Will you print the material below without altering a single character?

★ ★ ★ ★ ★

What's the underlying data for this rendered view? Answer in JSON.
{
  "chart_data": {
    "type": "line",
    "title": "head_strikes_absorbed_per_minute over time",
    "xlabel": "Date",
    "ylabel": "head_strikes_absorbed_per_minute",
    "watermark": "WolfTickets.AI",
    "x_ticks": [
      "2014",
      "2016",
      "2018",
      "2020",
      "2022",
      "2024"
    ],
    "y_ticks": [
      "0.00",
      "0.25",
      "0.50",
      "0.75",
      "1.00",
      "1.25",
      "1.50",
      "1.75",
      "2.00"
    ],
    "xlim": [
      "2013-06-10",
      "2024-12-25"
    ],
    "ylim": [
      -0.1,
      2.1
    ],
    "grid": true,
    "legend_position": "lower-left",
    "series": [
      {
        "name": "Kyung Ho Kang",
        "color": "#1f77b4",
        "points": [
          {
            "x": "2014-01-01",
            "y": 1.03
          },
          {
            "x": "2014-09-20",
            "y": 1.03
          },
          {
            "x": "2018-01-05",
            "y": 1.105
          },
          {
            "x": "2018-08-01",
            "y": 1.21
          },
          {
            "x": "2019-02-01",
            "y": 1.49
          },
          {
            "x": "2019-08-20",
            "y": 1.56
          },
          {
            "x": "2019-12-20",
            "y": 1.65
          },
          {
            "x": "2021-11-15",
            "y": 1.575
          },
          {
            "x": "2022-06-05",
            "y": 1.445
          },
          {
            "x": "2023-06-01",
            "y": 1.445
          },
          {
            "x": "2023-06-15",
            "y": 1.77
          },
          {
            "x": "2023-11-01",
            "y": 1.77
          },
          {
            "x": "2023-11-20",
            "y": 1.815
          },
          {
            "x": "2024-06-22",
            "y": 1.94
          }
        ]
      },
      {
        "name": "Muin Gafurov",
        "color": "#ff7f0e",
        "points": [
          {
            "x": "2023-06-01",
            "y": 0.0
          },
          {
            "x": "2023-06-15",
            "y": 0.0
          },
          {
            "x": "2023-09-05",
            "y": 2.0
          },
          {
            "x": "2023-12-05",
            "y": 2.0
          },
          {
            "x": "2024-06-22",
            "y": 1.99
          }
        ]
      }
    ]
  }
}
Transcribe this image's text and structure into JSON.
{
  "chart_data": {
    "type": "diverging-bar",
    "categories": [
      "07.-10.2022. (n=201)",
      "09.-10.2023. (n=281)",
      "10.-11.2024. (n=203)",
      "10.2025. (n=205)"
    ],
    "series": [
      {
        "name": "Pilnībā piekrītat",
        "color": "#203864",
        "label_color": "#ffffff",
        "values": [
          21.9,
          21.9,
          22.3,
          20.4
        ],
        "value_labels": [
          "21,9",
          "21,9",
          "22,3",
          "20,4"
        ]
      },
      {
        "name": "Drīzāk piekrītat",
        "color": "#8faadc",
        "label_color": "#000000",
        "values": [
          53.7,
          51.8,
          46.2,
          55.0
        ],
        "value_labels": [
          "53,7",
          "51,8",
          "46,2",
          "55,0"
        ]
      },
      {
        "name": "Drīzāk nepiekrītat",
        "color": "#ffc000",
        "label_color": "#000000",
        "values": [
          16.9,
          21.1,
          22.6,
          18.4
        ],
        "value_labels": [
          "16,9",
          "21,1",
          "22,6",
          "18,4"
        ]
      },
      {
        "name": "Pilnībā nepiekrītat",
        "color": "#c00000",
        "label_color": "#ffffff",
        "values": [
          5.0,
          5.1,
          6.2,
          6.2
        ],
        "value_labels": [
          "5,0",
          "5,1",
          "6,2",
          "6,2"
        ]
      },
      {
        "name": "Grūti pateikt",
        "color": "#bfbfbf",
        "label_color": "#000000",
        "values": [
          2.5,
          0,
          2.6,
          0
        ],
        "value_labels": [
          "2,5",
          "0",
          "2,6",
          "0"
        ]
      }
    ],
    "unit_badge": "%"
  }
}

★ ★ ★ ★ ★

* _Finished answer_
What's the underlying data for this rendered view? Answer in JSON.
{
  "chart_data": {
    "type": "line",
    "title": "head_strikes_absorbed_per_minute over time",
    "xlabel": "Date",
    "ylabel": "head_strikes_absorbed_per_minute",
    "watermark": "WolfTickets.AI",
    "x_ticks": [
      "2014",
      "2016",
      "2018",
      "2020",
      "2022",
      "2024"
    ],
    "y_ticks": [
      "0.00",
      "0.25",
      "0.50",
      "0.75",
      "1.00",
      "1.25",
      "1.50",
      "1.75",
      "2.00"
    ],
    "xlim": [
      "2013-06-10",
      "2024-12-25"
    ],
    "ylim": [
      -0.1,
      2.1
    ],
    "grid": true,
    "legend_position": "lower-left",
    "series": [
      {
        "name": "Kyung Ho Kang",
        "color": "#1f77b4",
        "points": [
          {
            "x": "2014-01-01",
            "y": 1.03
          },
          {
            "x": "2014-09-20",
            "y": 1.03
          },
          {
            "x": "2018-01-05",
            "y": 1.105
          },
          {
            "x": "2018-08-01",
            "y": 1.21
          },
          {
            "x": "2019-02-01",
            "y": 1.49
          },
          {
            "x": "2019-08-20",
            "y": 1.56
          },
          {
            "x": "2019-12-20",
            "y": 1.65
          },
          {
            "x": "2021-11-15",
            "y": 1.575
          },
          {
            "x": "2022-06-05",
            "y": 1.445
          },
          {
            "x": "2023-06-01",
            "y": 1.445
          },
          {
            "x": "2023-06-15",
            "y": 1.77
          },
          {
            "x": "2023-11-01",
            "y": 1.77
          },
          {
            "x": "2023-11-20",
            "y": 1.815
          },
          {
            "x": "2024-06-22",
            "y": 1.94
          }
        ]
      },
      {
        "name": "Muin Gafurov",
        "color": "#ff7f0e",
        "points": [
          {
            "x": "2023-06-01",
            "y": 0.0
          },
          {
            "x": "2023-06-15",
            "y": 0.0
          },
          {
            "x": "2023-09-05",
            "y": 2.0
          },
          {
            "x": "2023-12-05",
            "y": 2.0
          },
          {
            "x": "2024-06-22",
            "y": 1.99
          }
        ]
      }
    ]
  }
}
Transcribe this image's text and structure into JSON.
{
  "chart_data": {
    "type": "diverging-bar",
    "categories": [
      "07.-10.2022. (n=201)",
      "09.-10.2023. (n=281)",
      "10.-11.2024. (n=203)",
      "10.2025. (n=205)"
    ],
    "series": [
      {
        "name": "Pilnībā piekrītat",
        "color": "#203864",
        "label_color": "#ffffff",
        "values": [
          21.9,
          21.9,
          22.3,
          20.4
        ],
        "value_labels": [
          "21,9",
          "21,9",
          "22,3",
          "20,4"
        ]
      },
      {
        "name": "Drīzāk piekrītat",
        "color": "#8faadc",
        "label_color": "#000000",
        "values": [
          53.7,
          51.8,
          46.2,
          55.0
        ],
        "value_labels": [
          "53,7",
          "51,8",
          "46,2",
          "55,0"
        ]
      },
      {
        "name": "Drīzāk nepiekrītat",
        "color": "#ffc000",
        "label_color": "#000000",
        "values": [
          16.9,
          21.1,
          22.6,
          18.4
        ],
        "value_labels": [
          "16,9",
          "21,1",
          "22,6",
          "18,4"
        ]
      },
      {
        "name": "Pilnībā nepiekrītat",
        "color": "#c00000",
        "label_color": "#ffffff",
        "values": [
          5.0,
          5.1,
          6.2,
          6.2
        ],
        "value_labels": [
          "5,0",
          "5,1",
          "6,2",
          "6,2"
        ]
      },
      {
        "name": "Grūti pateikt",
        "color": "#bfbfbf",
        "label_color": "#000000",
        "values": [
          2.5,
          0,
          2.6,
          0
        ],
        "value_labels": [
          "2,5",
          "0",
          "2,6",
          "0"
        ]
      }
    ],
    "unit_badge": "%"
  }
}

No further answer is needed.